▶ [SHORT PROBLEM A] Decide whether each statement agrees with the passage on Brexit and Irish unity that follows: (i) Brendan Simms is strongly pro-Brexit; (ii) the panel met at the West Cork History Festival a month ago; (iii) Mary C. Murphy is a political scientist at Cambridge University. For each one, answer yes or no and quote the words of the passage that settle it.

○ ○ ○ ○

A panel of Irish and British historians and political scientists at the West Cork History Festival 10 days ago, while they were deeply divided over Brexit, largely agreed with McDonald’s analysis. They were asked by an audience member if they thought a hard Brexit would bring Irish unity any closer. The distinguished Cambridge University historian of Europe, Brendan Simms (a Dubliner), who is strongly pro-Brexit, said it would result in “a prolonged confrontation between the UK and the EU, with the Irish government on the EU side, leading to deeper divides between Britain and Ireland, North and South.” The UCC political scientist Mary C. Murphy, who has written extensively about the North and Brexit, said it would “risk upsetting the already destabilised communities in Northern Ireland. Its combination of economic turmoil and political instability would open up a very difficult and challenging conversation about unity that would have been inconceivable even five years ago. It would be very hard to keep a lid on what might transpire in such a situation…the delicate peace there could be fundamentally shattered in the months ahead.”

○ ○ ○ ○

▶ [SHORT PROBLEM B] Count the lines in the rows below that contain the string "left", treating uppercase and lowercase as different. Give only the number.

[Data items]
○ ○ ○ ○

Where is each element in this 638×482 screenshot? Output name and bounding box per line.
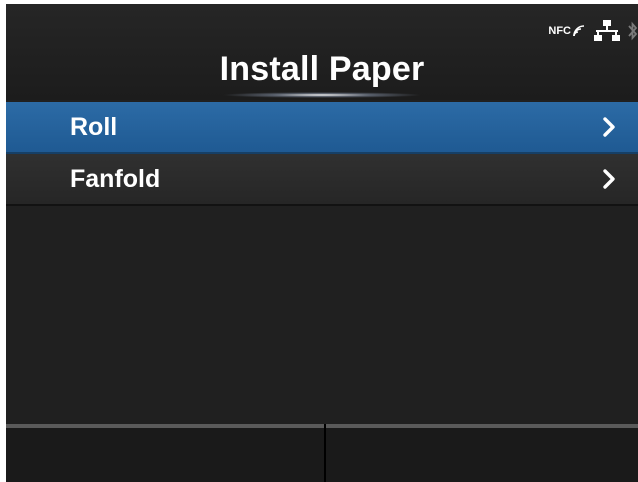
left-softkey[interactable] xyxy=(6,424,324,482)
bluetooth-icon xyxy=(628,19,638,43)
menu-item-label: Fanfold xyxy=(70,165,161,193)
menu-item-roll[interactable]: Roll xyxy=(6,102,638,154)
right-softkey[interactable] xyxy=(326,424,638,482)
header: NFC Install Paper xyxy=(6,4,638,100)
chevron-right-icon xyxy=(602,116,616,138)
status-bar: NFC xyxy=(548,16,638,46)
menu-item-fanfold[interactable]: Fanfold xyxy=(6,154,638,206)
chevron-right-icon xyxy=(602,168,616,190)
nfc-label: NFC xyxy=(548,25,571,37)
menu-item-label: Roll xyxy=(70,113,118,141)
printer-screen: NFC Install Paper Roll Fanfold xyxy=(6,4,638,482)
page-title: Install Paper xyxy=(219,50,425,88)
network-icon xyxy=(594,20,620,42)
softkey-bar xyxy=(6,424,638,482)
nfc-icon: NFC xyxy=(548,24,586,38)
menu-list: Roll Fanfold xyxy=(6,102,638,206)
title-underline-glow xyxy=(222,92,422,98)
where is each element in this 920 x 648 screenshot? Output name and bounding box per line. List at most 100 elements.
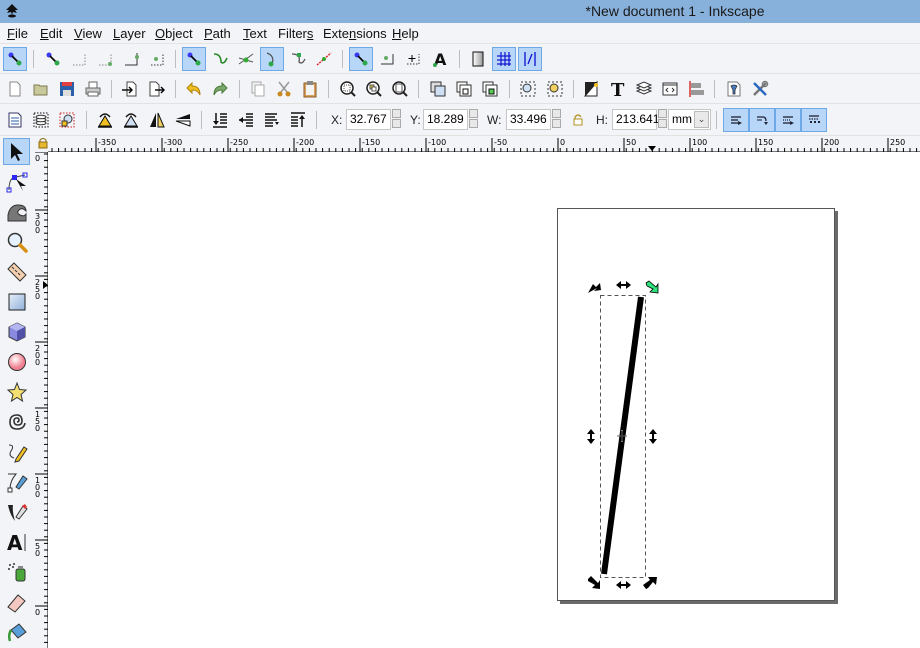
menu-help[interactable]: Help bbox=[392, 26, 419, 41]
lock-proportions-button[interactable] bbox=[566, 108, 590, 132]
spiral-tool[interactable] bbox=[3, 408, 30, 435]
snap-bbox-center-button[interactable] bbox=[145, 47, 169, 71]
deselect-button[interactable] bbox=[55, 108, 79, 132]
star-tool[interactable] bbox=[3, 378, 30, 405]
rotate-ccw-button[interactable] bbox=[93, 108, 117, 132]
menu-object[interactable]: Object bbox=[155, 26, 193, 41]
scale-corners-toggle[interactable] bbox=[749, 108, 775, 132]
snap-text-baseline-button[interactable]: A bbox=[428, 47, 452, 71]
tweak-tool[interactable] bbox=[3, 198, 30, 225]
rotation-center-icon[interactable] bbox=[616, 430, 628, 442]
document-properties-button[interactable] bbox=[722, 77, 746, 101]
skew-handle-right[interactable] bbox=[649, 429, 657, 444]
rotate-handle-bottom-left[interactable] bbox=[588, 576, 600, 589]
paint-bucket-tool[interactable] bbox=[3, 618, 30, 645]
fill-stroke-button[interactable] bbox=[580, 77, 604, 101]
layers-button[interactable] bbox=[632, 77, 656, 101]
export-button[interactable] bbox=[144, 77, 168, 101]
x-spinner[interactable] bbox=[391, 109, 402, 130]
redo-button[interactable] bbox=[208, 77, 232, 101]
unlink-clone-button[interactable] bbox=[478, 77, 502, 101]
measure-tool[interactable] bbox=[3, 258, 30, 285]
select-all-layers-button[interactable] bbox=[29, 108, 53, 132]
w-input[interactable]: 33.496 bbox=[506, 109, 551, 130]
snap-grid-button[interactable] bbox=[492, 47, 516, 71]
zoom-selection-button[interactable] bbox=[336, 77, 360, 101]
selector-tool[interactable] bbox=[3, 138, 30, 165]
clone-button[interactable] bbox=[452, 77, 476, 101]
rotate-handle-top-right[interactable] bbox=[645, 280, 659, 294]
h-spinner[interactable] bbox=[657, 109, 668, 130]
copy-button[interactable] bbox=[246, 77, 270, 101]
horizontal-ruler[interactable]: -350 -300 -250 -200 -150 -100 -50 0 50 100 150 200 2… bbox=[48, 136, 920, 152]
lower-button[interactable] bbox=[234, 108, 258, 132]
raise-to-top-button[interactable] bbox=[286, 108, 310, 132]
ungroup-button[interactable] bbox=[543, 77, 567, 101]
rectangle-tool[interactable] bbox=[3, 288, 30, 315]
h-input[interactable]: 213.641 bbox=[612, 109, 659, 130]
snap-guide-button[interactable] bbox=[518, 47, 542, 71]
snap-nodes-button[interactable] bbox=[182, 47, 206, 71]
flip-horizontal-button[interactable] bbox=[145, 108, 169, 132]
preferences-button[interactable] bbox=[748, 77, 772, 101]
rotate-handle-top-left[interactable] bbox=[588, 283, 601, 293]
vertical-ruler[interactable]: 0300250200150100500 bbox=[33, 152, 48, 648]
spray-tool[interactable] bbox=[3, 558, 30, 585]
snap-others-button[interactable] bbox=[349, 47, 373, 71]
menu-filters[interactable]: Filters bbox=[278, 26, 313, 41]
menu-path[interactable]: Path bbox=[204, 26, 231, 41]
snap-bbox-edge-button[interactable] bbox=[67, 47, 91, 71]
x-input[interactable]: 32.767 bbox=[346, 109, 391, 130]
skew-handle-left[interactable] bbox=[587, 429, 595, 444]
node-tool[interactable] bbox=[3, 168, 30, 195]
flip-vertical-button[interactable] bbox=[171, 108, 195, 132]
lower-to-bottom-button[interactable] bbox=[208, 108, 232, 132]
zoom-tool[interactable] bbox=[3, 228, 30, 255]
cut-button[interactable] bbox=[272, 77, 296, 101]
align-distribute-button[interactable] bbox=[684, 77, 708, 101]
snap-path-button[interactable] bbox=[208, 47, 232, 71]
snap-smooth-nodes-button[interactable] bbox=[286, 47, 310, 71]
group-button[interactable] bbox=[516, 77, 540, 101]
menu-layer[interactable]: Layer bbox=[113, 26, 146, 41]
zoom-page-button[interactable] bbox=[388, 77, 412, 101]
transform-gradients-toggle[interactable] bbox=[775, 108, 801, 132]
ellipse-tool[interactable] bbox=[3, 348, 30, 375]
text-font-button[interactable]: T bbox=[606, 77, 630, 101]
scale-stroke-toggle[interactable] bbox=[723, 108, 749, 132]
eraser-tool[interactable] bbox=[3, 588, 30, 615]
paste-button[interactable] bbox=[298, 77, 322, 101]
import-button[interactable] bbox=[118, 77, 142, 101]
snap-path-intersection-button[interactable] bbox=[234, 47, 258, 71]
select-all-button[interactable] bbox=[3, 108, 27, 132]
rotate-cw-button[interactable] bbox=[119, 108, 143, 132]
undo-button[interactable] bbox=[182, 77, 206, 101]
menu-edit[interactable]: Edit bbox=[40, 26, 62, 41]
snap-bbox-corner-button[interactable] bbox=[93, 47, 117, 71]
zoom-drawing-button[interactable] bbox=[362, 77, 386, 101]
snap-bbox-midpoint-button[interactable] bbox=[119, 47, 143, 71]
w-spinner[interactable] bbox=[551, 109, 562, 130]
snap-page-border-button[interactable] bbox=[466, 47, 490, 71]
3d-box-tool[interactable] bbox=[3, 318, 30, 345]
snap-enable-button[interactable] bbox=[3, 47, 27, 71]
snap-line-midpoint-button[interactable] bbox=[312, 47, 336, 71]
pen-tool[interactable] bbox=[3, 468, 30, 495]
snap-rotation-center-button[interactable] bbox=[401, 47, 425, 71]
skew-handle-bottom[interactable] bbox=[616, 581, 631, 589]
calligraphy-tool[interactable] bbox=[3, 498, 30, 525]
pencil-tool[interactable] bbox=[3, 438, 30, 465]
menu-text[interactable]: Text bbox=[243, 26, 267, 41]
y-input[interactable]: 18.289 bbox=[423, 109, 468, 130]
snap-object-center-button[interactable] bbox=[375, 47, 399, 71]
menu-view[interactable]: View bbox=[74, 26, 102, 41]
text-tool[interactable]: A bbox=[3, 528, 30, 555]
unit-select[interactable]: mm ⌄ bbox=[668, 109, 711, 130]
y-spinner[interactable] bbox=[468, 109, 479, 130]
save-button[interactable] bbox=[55, 77, 79, 101]
drawing-canvas[interactable] bbox=[49, 153, 920, 648]
menu-file[interactable]: File bbox=[7, 26, 28, 41]
raise-button[interactable] bbox=[260, 108, 284, 132]
xml-editor-button[interactable] bbox=[658, 77, 682, 101]
new-document-button[interactable] bbox=[3, 77, 27, 101]
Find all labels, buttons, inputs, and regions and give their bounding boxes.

○ ○ ○ ○

▶ [RIGHT ANSWER A]
(i) Yes: "who is strongly pro-Brexit".
(ii) No: "at the West Cork History Festival 10 days ago".
(iii) No: "The UCC political scientist Mary C. Murphy".

▶ [RIGHT ANSWER B] 4